What needs to be done:
Write out all lines holding the word "Депкультуры".
begin
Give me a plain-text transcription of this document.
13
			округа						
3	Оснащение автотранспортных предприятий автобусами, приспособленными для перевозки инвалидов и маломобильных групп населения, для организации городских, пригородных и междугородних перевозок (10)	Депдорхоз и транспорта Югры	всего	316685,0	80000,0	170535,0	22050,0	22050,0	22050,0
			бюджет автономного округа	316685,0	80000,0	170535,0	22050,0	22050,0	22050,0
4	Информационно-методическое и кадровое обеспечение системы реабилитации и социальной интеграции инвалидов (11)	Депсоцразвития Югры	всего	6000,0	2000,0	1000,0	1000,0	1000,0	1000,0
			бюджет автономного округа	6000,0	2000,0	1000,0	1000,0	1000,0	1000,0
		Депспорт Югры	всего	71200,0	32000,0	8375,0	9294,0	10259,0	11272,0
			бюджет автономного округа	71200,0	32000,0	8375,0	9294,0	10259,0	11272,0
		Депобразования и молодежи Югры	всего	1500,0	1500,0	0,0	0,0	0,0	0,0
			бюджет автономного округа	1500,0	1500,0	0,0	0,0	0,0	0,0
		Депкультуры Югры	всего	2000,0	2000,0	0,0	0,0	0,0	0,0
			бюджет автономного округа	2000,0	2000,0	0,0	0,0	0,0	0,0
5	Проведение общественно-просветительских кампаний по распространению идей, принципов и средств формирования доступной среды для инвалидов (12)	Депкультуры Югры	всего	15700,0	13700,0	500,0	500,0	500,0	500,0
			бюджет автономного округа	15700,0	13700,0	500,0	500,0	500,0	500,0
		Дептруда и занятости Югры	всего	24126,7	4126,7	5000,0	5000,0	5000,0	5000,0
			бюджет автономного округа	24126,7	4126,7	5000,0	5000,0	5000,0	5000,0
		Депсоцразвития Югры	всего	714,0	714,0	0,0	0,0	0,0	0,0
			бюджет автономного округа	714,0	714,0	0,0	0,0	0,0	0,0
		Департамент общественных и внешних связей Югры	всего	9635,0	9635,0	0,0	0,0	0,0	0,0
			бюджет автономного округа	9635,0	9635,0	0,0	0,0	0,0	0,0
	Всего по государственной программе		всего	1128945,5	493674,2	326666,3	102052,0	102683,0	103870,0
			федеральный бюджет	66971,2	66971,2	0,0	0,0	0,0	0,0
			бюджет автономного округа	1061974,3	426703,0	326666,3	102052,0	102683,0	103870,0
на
end
Completed exercise:
		Депкультуры Югры	всего	2000,0	2000,0	0,0	0,0	0,0	0,0
5	Проведение общественно-просветительских кампаний по распространению идей, принципов и средств формирования доступной среды для инвалидов (12)	Депкультуры Югры	всего	15700,0	13700,0	500,0	500,0	500,0	500,0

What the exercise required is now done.